──────── RECORD EXTRACTS ────────

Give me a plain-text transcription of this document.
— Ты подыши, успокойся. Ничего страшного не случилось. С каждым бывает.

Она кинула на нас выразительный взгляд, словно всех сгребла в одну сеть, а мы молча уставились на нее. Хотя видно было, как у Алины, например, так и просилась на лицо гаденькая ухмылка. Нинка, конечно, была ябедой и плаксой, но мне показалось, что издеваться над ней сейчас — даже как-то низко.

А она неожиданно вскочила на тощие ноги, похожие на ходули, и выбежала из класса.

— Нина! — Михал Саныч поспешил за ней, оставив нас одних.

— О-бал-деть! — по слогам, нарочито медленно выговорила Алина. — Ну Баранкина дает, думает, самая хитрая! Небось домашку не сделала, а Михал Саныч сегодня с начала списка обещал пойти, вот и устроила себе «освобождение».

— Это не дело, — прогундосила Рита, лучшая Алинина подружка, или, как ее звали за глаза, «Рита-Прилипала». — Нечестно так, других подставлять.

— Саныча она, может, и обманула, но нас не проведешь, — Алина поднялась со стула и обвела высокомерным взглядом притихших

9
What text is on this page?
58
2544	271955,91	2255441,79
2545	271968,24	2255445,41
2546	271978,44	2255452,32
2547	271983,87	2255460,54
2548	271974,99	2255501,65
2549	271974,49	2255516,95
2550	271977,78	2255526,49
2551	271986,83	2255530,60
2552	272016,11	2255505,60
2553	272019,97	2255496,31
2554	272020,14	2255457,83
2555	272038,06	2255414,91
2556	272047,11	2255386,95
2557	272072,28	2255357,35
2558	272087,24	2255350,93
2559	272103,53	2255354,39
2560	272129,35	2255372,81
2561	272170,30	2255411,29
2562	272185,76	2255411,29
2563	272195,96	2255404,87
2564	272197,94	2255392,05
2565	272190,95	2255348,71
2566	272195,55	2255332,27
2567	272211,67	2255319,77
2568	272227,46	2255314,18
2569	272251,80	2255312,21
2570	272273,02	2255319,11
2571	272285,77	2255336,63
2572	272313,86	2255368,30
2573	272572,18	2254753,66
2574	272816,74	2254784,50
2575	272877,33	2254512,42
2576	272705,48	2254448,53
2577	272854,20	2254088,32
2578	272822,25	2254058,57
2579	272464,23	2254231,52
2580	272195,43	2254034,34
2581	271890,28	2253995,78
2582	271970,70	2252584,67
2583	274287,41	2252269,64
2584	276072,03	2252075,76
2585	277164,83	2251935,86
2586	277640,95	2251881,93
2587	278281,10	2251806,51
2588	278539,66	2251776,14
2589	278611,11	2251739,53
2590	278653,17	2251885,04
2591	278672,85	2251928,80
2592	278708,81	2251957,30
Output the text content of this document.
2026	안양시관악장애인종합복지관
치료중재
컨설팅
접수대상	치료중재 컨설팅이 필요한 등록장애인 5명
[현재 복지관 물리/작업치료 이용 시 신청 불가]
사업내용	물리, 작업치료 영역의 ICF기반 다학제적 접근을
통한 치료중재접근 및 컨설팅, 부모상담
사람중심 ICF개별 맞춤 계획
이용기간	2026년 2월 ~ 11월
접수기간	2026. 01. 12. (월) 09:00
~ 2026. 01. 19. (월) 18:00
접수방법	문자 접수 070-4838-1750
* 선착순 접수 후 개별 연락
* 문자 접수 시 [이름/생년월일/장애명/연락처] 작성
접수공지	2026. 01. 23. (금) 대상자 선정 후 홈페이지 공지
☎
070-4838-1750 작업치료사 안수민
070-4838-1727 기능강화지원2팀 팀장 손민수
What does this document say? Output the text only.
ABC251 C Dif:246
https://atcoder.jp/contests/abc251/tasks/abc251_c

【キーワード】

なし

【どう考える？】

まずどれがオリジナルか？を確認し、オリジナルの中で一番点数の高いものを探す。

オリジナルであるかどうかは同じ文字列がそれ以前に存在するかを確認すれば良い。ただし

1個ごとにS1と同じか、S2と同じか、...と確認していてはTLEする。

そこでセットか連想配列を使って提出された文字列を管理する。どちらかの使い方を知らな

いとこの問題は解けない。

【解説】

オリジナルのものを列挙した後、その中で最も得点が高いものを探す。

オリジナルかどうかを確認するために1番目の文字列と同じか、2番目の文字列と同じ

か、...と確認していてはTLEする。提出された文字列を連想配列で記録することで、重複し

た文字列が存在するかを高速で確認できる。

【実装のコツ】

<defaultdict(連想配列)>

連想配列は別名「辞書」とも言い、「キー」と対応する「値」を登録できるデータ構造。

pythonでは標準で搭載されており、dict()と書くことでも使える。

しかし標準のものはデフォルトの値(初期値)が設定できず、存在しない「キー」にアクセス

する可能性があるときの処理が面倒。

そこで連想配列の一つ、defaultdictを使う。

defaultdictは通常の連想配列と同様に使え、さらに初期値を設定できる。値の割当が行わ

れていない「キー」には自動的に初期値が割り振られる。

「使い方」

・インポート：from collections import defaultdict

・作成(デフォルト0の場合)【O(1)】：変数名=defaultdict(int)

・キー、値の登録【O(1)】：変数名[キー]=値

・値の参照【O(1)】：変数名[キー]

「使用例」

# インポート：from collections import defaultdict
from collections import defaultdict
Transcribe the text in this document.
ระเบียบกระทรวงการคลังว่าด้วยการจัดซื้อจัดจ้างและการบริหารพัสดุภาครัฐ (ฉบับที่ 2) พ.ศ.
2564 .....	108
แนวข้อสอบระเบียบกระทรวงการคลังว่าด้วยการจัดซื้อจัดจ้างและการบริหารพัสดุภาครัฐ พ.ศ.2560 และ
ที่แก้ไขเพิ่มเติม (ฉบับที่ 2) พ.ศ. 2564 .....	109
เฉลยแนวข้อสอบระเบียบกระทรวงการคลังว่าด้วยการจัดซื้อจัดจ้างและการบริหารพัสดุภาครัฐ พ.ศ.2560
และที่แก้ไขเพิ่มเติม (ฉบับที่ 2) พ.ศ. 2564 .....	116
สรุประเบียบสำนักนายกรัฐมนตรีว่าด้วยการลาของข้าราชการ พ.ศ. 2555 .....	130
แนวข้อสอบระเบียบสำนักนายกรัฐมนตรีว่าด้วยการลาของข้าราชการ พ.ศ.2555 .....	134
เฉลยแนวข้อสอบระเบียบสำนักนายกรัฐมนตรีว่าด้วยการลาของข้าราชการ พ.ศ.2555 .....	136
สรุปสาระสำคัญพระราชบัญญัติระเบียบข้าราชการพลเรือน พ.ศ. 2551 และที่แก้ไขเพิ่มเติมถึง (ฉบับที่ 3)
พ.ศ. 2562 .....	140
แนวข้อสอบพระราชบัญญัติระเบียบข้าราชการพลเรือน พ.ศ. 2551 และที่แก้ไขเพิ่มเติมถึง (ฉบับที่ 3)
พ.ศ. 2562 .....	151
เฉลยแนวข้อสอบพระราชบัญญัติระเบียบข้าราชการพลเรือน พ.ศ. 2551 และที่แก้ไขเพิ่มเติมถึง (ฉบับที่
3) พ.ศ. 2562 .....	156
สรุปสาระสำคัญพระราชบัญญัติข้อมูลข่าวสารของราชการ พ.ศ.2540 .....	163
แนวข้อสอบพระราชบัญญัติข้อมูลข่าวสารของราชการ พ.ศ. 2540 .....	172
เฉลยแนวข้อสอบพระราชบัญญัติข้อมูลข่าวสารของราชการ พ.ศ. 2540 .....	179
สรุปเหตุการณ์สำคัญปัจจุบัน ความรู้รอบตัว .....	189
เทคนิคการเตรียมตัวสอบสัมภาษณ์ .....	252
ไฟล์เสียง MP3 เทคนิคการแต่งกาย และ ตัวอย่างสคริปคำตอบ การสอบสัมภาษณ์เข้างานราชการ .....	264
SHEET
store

────────

• [WORK INSTRUCTIONS]: Your task is to list each line of the records with the word "ยบกระทรวงการคล".

• [EXERCISE RESPONSE]:
ระเบียบกระทรวงการคลังว่าด้วยการจัดซื้อจัดจ้างและการบริหารพัสดุภาครัฐ (ฉบับที่ 2) พ.ศ.
แนวข้อสอบระเบียบกระทรวงการคลังว่าด้วยการจัดซื้อจัดจ้างและการบริหารพัสดุภาครัฐ พ.ศ.2560 และ
เฉลยแนวข้อสอบระเบียบกระทรวงการคลังว่าด้วยการจัดซื้อจัดจ้างและการบริหารพัสดุภาครัฐ พ.ศ.2560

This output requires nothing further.